▶ **Exercise**
Search the material below for the string "lokat" and extract each line that has it.

## begin Extracted material

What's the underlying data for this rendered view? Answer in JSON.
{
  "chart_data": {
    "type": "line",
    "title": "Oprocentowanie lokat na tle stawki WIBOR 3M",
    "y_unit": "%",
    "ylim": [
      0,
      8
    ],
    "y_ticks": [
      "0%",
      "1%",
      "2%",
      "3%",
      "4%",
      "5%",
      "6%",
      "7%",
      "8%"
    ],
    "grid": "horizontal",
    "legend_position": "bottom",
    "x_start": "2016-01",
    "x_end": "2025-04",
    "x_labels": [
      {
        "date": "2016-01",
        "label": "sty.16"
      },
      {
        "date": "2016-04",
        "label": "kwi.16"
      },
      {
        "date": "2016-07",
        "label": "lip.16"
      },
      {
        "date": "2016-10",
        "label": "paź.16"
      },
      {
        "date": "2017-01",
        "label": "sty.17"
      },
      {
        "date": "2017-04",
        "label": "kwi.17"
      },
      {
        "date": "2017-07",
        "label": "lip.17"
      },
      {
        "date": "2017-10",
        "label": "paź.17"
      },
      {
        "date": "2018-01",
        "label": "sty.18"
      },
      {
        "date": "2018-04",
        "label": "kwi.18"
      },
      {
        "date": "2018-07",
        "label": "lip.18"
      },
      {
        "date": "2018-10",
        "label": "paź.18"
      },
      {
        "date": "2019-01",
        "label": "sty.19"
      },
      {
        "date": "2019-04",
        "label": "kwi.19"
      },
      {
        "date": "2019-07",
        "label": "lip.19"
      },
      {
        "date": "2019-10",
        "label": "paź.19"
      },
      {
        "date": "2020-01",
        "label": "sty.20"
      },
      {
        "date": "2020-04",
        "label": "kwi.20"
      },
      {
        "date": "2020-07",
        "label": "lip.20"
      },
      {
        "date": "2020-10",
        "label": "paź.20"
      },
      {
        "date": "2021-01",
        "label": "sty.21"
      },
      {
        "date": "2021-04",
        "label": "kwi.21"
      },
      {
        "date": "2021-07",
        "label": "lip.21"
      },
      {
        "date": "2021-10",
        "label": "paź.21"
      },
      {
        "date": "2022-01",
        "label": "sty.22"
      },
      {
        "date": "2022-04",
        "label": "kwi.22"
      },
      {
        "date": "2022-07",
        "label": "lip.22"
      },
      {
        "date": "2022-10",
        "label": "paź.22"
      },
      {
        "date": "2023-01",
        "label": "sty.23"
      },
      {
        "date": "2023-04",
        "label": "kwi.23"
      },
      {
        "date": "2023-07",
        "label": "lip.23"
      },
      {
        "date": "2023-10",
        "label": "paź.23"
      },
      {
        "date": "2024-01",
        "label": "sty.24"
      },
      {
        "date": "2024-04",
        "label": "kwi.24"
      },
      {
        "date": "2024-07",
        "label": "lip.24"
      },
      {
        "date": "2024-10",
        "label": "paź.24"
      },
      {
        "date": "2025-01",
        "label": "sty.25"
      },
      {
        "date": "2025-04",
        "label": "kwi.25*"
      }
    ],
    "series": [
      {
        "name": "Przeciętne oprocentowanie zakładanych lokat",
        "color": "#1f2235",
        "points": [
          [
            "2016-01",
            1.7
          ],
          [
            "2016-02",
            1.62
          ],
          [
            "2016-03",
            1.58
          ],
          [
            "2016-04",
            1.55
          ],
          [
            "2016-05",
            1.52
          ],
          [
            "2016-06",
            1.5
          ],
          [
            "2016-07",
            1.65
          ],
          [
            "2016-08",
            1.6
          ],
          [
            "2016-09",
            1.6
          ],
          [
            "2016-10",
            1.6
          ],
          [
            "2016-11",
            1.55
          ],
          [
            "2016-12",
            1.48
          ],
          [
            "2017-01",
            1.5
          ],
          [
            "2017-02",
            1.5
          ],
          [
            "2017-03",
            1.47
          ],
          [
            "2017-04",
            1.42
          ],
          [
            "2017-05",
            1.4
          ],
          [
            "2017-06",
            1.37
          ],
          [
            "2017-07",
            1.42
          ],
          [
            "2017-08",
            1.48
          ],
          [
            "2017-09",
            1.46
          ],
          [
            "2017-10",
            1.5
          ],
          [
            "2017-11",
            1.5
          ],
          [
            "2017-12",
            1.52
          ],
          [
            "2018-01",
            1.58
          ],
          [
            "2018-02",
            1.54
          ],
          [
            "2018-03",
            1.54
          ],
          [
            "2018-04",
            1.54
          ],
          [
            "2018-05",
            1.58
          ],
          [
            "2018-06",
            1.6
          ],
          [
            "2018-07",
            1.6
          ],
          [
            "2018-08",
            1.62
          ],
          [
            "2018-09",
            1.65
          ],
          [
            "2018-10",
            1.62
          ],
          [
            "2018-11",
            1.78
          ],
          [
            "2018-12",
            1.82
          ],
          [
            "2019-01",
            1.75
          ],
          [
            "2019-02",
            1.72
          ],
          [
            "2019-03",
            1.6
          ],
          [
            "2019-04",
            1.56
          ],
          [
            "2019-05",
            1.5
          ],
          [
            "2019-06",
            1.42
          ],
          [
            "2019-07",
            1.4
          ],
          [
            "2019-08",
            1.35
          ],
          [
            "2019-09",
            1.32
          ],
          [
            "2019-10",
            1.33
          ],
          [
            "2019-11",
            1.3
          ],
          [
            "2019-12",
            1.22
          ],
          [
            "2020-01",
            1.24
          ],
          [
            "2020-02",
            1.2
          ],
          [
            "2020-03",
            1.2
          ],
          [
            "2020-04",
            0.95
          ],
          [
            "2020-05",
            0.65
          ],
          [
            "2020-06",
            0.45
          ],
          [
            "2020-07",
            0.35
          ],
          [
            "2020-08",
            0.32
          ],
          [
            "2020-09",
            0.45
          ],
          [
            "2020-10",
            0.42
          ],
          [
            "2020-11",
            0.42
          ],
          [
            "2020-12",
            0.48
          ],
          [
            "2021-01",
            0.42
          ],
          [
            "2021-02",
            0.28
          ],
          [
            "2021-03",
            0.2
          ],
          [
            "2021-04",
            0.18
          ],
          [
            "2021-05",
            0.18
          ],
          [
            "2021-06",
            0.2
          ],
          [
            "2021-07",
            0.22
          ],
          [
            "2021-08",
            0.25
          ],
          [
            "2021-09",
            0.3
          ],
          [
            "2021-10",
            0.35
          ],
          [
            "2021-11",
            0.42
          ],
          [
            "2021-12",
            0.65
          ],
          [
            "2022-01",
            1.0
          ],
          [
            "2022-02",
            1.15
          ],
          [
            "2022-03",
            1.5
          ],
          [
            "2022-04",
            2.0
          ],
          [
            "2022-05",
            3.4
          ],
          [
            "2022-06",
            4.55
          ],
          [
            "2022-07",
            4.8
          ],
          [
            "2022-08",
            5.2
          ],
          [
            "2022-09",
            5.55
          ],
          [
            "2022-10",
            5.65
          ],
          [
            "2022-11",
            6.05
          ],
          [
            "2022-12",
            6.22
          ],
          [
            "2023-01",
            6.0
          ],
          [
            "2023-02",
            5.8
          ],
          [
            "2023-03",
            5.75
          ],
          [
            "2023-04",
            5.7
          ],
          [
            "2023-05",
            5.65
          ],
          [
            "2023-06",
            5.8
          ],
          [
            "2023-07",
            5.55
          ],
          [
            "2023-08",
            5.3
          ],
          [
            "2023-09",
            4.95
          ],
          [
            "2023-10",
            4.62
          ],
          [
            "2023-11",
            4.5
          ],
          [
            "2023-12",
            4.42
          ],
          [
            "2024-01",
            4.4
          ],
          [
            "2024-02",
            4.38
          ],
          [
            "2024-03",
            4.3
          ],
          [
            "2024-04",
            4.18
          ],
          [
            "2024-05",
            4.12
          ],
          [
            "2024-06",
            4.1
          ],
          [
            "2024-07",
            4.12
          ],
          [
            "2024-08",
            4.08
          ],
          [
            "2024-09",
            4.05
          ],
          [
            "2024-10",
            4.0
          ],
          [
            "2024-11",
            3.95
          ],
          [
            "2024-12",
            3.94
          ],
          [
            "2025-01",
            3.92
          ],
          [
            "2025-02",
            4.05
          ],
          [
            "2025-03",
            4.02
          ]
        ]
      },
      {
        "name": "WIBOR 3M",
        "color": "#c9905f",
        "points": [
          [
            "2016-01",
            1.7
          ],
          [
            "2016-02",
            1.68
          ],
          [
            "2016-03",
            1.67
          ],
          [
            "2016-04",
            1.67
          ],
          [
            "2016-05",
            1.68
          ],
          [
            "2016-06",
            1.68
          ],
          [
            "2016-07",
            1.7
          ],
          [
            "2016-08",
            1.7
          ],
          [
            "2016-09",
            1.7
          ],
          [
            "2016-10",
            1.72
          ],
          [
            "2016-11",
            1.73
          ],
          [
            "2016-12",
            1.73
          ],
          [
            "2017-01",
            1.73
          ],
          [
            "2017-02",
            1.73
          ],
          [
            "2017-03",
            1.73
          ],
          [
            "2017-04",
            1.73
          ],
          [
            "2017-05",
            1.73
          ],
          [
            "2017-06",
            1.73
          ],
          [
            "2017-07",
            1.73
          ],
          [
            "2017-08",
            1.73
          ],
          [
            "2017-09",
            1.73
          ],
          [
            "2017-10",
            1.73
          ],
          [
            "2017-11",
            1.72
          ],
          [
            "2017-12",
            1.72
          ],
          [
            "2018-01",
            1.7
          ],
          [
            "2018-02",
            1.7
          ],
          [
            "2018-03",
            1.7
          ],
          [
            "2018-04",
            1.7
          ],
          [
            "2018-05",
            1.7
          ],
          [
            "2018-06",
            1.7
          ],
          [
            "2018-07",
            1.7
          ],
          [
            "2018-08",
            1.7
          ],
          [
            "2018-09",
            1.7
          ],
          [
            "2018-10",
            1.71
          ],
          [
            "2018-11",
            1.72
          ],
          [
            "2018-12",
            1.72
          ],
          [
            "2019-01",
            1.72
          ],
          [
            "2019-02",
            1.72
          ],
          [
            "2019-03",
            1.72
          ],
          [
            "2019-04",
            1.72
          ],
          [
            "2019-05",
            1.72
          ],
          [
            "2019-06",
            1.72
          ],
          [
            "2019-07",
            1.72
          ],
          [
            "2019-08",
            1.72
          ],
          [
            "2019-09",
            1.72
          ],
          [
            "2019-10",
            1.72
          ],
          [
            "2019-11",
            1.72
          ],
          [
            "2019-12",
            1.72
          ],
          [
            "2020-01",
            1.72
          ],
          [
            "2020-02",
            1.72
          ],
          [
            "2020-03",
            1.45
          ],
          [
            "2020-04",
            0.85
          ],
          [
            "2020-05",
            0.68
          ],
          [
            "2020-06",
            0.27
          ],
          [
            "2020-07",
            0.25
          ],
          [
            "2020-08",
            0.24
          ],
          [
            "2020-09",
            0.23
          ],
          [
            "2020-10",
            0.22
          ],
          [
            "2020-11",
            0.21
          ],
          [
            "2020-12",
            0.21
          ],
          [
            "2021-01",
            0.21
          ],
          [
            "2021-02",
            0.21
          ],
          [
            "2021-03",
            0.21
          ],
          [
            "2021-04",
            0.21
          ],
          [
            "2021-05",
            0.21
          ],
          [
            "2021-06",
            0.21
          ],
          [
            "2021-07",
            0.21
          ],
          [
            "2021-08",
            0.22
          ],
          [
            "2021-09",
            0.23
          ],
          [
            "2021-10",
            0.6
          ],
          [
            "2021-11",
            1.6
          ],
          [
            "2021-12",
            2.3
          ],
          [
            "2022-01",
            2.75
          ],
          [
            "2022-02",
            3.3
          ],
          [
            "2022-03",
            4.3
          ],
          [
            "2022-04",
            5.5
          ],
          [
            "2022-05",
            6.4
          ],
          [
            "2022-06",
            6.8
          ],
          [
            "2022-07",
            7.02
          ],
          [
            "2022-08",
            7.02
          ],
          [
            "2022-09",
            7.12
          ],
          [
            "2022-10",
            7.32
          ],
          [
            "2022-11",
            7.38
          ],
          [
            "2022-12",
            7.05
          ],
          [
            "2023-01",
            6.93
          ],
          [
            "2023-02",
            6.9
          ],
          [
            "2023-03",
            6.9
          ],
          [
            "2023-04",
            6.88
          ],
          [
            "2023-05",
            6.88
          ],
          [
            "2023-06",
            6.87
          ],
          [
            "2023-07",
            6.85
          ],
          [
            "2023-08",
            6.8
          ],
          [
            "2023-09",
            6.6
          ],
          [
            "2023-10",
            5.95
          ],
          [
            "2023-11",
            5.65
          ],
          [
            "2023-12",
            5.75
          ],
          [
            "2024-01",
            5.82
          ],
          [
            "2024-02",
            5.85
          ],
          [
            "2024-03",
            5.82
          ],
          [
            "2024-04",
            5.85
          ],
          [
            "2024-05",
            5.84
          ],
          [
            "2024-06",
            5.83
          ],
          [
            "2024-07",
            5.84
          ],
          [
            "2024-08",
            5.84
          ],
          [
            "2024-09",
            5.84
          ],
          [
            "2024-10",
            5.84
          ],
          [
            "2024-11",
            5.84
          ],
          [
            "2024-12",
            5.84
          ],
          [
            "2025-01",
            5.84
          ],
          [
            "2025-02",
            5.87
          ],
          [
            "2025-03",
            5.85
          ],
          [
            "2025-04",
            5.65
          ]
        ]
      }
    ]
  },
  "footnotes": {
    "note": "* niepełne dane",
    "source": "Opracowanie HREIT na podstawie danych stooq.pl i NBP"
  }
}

## end Extracted material

▶ **Task response**
    "title": "Oprocentowanie lokat na tle stawki WIBOR 3M",
        "name": "Przeciętne oprocentowanie zakładanych lokat",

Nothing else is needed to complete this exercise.